[Stored data]
++++++++++
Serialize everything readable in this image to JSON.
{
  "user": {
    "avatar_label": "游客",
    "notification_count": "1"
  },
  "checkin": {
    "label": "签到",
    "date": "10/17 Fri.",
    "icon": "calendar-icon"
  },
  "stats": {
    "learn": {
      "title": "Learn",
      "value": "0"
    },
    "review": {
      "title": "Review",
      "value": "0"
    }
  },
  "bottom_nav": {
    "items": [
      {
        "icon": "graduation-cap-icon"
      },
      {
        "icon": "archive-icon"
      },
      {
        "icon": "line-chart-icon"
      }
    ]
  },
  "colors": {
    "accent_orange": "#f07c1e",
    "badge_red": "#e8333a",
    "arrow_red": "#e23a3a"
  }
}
++++++++++
Your task >> Take the entries above and transcribe them in full.

Full response >>
Serialize everything readable in this image to JSON.
{
  "user": {
    "avatar_label": "游客",
    "notification_count": "1"
  },
  "checkin": {
    "label": "签到",
    "date": "10/17 Fri.",
    "icon": "calendar-icon"
  },
  "stats": {
    "learn": {
      "title": "Learn",
      "value": "0"
    },
    "review": {
      "title": "Review",
      "value": "0"
    }
  },
  "bottom_nav": {
    "items": [
      {
        "icon": "graduation-cap-icon"
      },
      {
        "icon": "archive-icon"
      },
      {
        "icon": "line-chart-icon"
      }
    ]
  },
  "colors": {
    "accent_orange": "#f07c1e",
    "badge_red": "#e8333a",
    "arrow_red": "#e23a3a"
  }
}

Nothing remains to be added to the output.